▶ [Record set]:

============================================================

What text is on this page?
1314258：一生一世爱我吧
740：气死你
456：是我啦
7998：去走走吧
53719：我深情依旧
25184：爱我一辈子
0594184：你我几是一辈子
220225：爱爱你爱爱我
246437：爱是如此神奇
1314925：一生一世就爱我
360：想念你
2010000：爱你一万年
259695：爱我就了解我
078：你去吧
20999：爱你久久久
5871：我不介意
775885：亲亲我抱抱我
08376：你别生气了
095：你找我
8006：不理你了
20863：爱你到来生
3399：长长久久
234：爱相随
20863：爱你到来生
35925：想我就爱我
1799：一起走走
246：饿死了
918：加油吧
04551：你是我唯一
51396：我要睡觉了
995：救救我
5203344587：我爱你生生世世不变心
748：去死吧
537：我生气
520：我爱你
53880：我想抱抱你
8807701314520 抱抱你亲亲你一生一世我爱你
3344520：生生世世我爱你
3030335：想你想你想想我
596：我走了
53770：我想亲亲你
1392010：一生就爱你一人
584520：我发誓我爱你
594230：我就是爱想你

============================================================

▶ [What is asked]:
Faithfully transcribe the whole of the data.

▶ [Finished task]:
What text is on this page?
1314258：一生一世爱我吧
740：气死你
456：是我啦
7998：去走走吧
53719：我深情依旧
25184：爱我一辈子
0594184：你我几是一辈子
220225：爱爱你爱爱我
246437：爱是如此神奇
1314925：一生一世就爱我
360：想念你
2010000：爱你一万年
259695：爱我就了解我
078：你去吧
20999：爱你久久久
5871：我不介意
775885：亲亲我抱抱我
08376：你别生气了
095：你找我
8006：不理你了
20863：爱你到来生
3399：长长久久
234：爱相随
20863：爱你到来生
35925：想我就爱我
1799：一起走走
246：饿死了
918：加油吧
04551：你是我唯一
51396：我要睡觉了
995：救救我
5203344587：我爱你生生世世不变心
748：去死吧
537：我生气
520：我爱你
53880：我想抱抱你
8807701314520 抱抱你亲亲你一生一世我爱你
3344520：生生世世我爱你
3030335：想你想你想想我
596：我走了
53770：我想亲亲你
1392010：一生就爱你一人
584520：我发誓我爱你
594230：我就是爱想你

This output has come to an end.